## STATED PROBLEM:
Return every line of the items that contains the string "menu", matching case exactly.

Recorded data:
***

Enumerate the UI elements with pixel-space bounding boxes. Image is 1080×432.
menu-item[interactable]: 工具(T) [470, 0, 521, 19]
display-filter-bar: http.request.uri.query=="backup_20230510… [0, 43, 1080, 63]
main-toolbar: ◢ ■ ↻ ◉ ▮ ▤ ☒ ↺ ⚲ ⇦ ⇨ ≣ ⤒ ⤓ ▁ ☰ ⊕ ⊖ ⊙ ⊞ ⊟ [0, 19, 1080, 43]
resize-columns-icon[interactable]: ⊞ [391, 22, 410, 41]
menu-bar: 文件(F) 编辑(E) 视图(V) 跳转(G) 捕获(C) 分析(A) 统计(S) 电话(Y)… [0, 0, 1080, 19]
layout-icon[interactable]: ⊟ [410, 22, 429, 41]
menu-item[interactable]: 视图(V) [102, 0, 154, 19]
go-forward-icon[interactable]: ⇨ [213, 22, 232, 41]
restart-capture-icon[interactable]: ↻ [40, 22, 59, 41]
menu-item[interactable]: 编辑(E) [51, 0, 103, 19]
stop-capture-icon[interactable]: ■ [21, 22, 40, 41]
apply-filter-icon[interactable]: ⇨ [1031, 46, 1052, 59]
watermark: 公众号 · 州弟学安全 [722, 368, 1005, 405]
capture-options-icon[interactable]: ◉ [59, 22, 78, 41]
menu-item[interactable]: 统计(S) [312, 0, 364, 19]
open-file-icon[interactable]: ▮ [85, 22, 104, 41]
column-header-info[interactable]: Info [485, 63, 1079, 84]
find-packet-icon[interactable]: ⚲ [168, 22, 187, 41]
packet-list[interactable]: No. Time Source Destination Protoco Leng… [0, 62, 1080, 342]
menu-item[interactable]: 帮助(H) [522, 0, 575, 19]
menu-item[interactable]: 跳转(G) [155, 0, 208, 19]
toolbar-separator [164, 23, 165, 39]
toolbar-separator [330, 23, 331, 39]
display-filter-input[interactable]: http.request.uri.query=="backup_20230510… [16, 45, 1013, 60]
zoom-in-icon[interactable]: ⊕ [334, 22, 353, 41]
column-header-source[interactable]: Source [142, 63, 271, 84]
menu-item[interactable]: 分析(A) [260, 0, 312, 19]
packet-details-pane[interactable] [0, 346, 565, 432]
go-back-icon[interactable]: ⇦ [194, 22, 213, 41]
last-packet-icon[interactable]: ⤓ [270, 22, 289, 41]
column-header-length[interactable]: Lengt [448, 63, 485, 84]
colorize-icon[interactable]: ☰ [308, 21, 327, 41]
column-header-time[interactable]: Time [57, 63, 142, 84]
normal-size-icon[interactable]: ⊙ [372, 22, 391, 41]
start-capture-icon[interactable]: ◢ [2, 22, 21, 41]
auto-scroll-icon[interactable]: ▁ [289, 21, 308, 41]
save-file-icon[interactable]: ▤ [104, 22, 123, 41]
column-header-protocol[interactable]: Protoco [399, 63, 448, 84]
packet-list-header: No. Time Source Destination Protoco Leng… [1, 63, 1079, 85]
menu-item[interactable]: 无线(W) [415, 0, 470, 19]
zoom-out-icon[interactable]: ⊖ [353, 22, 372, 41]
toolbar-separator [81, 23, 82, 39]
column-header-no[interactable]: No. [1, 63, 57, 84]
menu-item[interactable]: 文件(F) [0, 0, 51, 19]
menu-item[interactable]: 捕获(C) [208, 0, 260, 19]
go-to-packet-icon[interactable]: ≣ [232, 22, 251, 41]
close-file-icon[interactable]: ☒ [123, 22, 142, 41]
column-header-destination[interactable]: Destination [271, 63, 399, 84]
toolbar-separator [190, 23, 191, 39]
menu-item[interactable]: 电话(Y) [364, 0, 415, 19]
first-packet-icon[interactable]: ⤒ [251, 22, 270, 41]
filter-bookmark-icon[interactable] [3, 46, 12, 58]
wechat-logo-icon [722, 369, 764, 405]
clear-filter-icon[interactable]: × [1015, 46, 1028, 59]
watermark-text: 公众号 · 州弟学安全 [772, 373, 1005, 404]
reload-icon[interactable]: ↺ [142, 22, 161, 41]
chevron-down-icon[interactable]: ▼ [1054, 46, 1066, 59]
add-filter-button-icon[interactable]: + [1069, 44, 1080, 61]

***

## RESPONSE:
menu-item[interactable]: 工具(T) [470, 0, 521, 19]
menu-bar: 文件(F) 编辑(E) 视图(V) 跳转(G) 捕获(C) 分析(A) 统计(S) 电话(Y)… [0, 0, 1080, 19]
menu-item[interactable]: 视图(V) [102, 0, 154, 19]
menu-item[interactable]: 编辑(E) [51, 0, 103, 19]
menu-item[interactable]: 统计(S) [312, 0, 364, 19]
menu-item[interactable]: 帮助(H) [522, 0, 575, 19]
menu-item[interactable]: 跳转(G) [155, 0, 208, 19]
menu-item[interactable]: 分析(A) [260, 0, 312, 19]
menu-item[interactable]: 无线(W) [415, 0, 470, 19]
menu-item[interactable]: 文件(F) [0, 0, 51, 19]
menu-item[interactable]: 捕获(C) [208, 0, 260, 19]
menu-item[interactable]: 电话(Y) [364, 0, 415, 19]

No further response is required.